**WHAT YOU HAVE TO DO:** Here are some records; quote them exactly, leaving out the pictures.
.....
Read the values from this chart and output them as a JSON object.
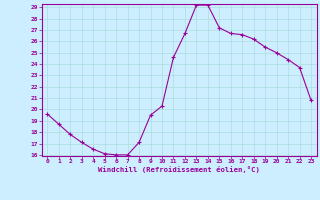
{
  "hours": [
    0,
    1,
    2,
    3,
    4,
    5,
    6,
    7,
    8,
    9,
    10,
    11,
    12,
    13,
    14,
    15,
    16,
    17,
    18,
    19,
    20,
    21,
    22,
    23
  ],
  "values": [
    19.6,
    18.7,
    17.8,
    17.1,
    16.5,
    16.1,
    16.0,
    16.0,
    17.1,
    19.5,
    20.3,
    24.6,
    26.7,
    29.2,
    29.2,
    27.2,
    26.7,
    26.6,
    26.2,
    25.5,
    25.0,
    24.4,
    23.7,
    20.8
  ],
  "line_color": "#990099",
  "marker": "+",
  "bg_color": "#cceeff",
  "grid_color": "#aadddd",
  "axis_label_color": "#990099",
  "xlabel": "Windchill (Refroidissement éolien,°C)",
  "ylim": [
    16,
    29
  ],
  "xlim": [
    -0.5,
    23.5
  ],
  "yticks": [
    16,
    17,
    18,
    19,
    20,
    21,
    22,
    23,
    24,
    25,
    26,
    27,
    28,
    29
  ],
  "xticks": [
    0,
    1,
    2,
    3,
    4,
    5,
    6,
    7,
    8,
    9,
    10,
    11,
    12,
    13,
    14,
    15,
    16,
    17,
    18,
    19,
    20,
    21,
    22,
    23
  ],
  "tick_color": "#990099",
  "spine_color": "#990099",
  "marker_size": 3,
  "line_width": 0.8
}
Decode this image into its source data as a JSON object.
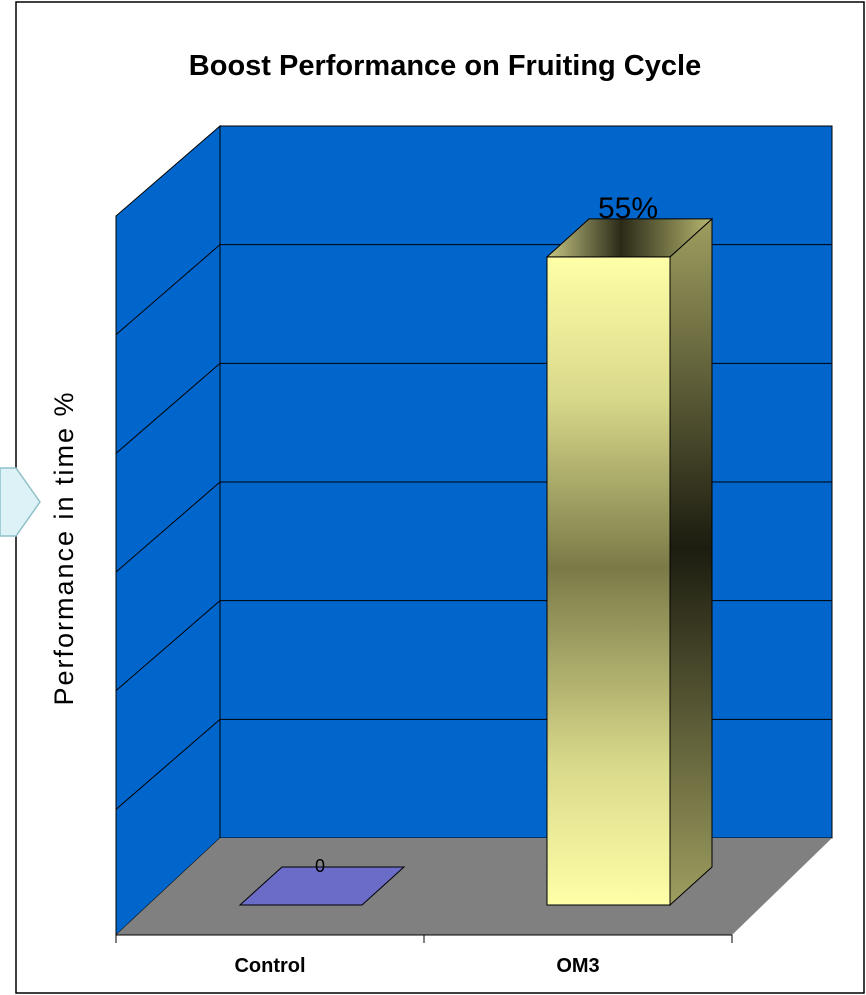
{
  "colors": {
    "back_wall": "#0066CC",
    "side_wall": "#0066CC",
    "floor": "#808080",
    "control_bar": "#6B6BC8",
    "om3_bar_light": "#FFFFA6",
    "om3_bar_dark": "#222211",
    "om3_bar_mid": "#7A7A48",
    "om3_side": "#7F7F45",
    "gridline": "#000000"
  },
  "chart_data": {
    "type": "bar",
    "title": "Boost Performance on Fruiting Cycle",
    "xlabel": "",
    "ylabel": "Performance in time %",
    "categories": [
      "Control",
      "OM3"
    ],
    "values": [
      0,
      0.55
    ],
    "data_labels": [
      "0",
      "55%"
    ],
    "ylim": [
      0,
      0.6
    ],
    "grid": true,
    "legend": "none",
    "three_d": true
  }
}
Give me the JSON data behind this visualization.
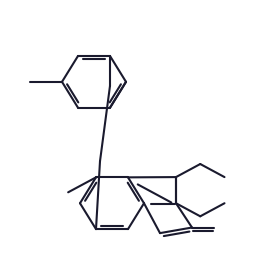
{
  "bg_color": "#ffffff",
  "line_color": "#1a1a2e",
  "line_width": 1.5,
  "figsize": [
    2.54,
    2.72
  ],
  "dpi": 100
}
.....
**COMPLETE OUTPUT:**
Read the values from this chart and output them as a JSON object.
{
  "hours": [
    0,
    1,
    2,
    3,
    4,
    5,
    6,
    7,
    8,
    9,
    10,
    11,
    12,
    13,
    14,
    15,
    16,
    17,
    18,
    19,
    20,
    21,
    22,
    23
  ],
  "values": [
    19.6,
    18.7,
    17.8,
    17.1,
    16.5,
    16.1,
    16.0,
    16.0,
    17.1,
    19.5,
    20.3,
    24.6,
    26.7,
    29.2,
    29.2,
    27.2,
    26.7,
    26.6,
    26.2,
    25.5,
    25.0,
    24.4,
    23.7,
    20.8
  ],
  "line_color": "#990099",
  "marker": "+",
  "bg_color": "#cceeff",
  "grid_color": "#aadddd",
  "axis_label_color": "#990099",
  "xlabel": "Windchill (Refroidissement éolien,°C)",
  "ylim": [
    16,
    29
  ],
  "xlim": [
    -0.5,
    23.5
  ],
  "yticks": [
    16,
    17,
    18,
    19,
    20,
    21,
    22,
    23,
    24,
    25,
    26,
    27,
    28,
    29
  ],
  "xticks": [
    0,
    1,
    2,
    3,
    4,
    5,
    6,
    7,
    8,
    9,
    10,
    11,
    12,
    13,
    14,
    15,
    16,
    17,
    18,
    19,
    20,
    21,
    22,
    23
  ],
  "tick_color": "#990099",
  "spine_color": "#990099",
  "marker_size": 3,
  "line_width": 0.8
}
Decode this image into its source data as a JSON object.
{
  "colors": {
    "back_wall": "#0066CC",
    "side_wall": "#0066CC",
    "floor": "#808080",
    "control_bar": "#6B6BC8",
    "om3_bar_light": "#FFFFA6",
    "om3_bar_dark": "#222211",
    "om3_bar_mid": "#7A7A48",
    "om3_side": "#7F7F45",
    "gridline": "#000000"
  },
  "chart_data": {
    "type": "bar",
    "title": "Boost Performance on Fruiting Cycle",
    "xlabel": "",
    "ylabel": "Performance in time %",
    "categories": [
      "Control",
      "OM3"
    ],
    "values": [
      0,
      0.55
    ],
    "data_labels": [
      "0",
      "55%"
    ],
    "ylim": [
      0,
      0.6
    ],
    "grid": true,
    "legend": "none",
    "three_d": true
  }
}
Give me the JSON data behind this visualization.
{
  "bg_color": "#ffffff",
  "line_color": "#1a1a2e",
  "line_width": 1.5,
  "figsize": [
    2.54,
    2.72
  ],
  "dpi": 100
}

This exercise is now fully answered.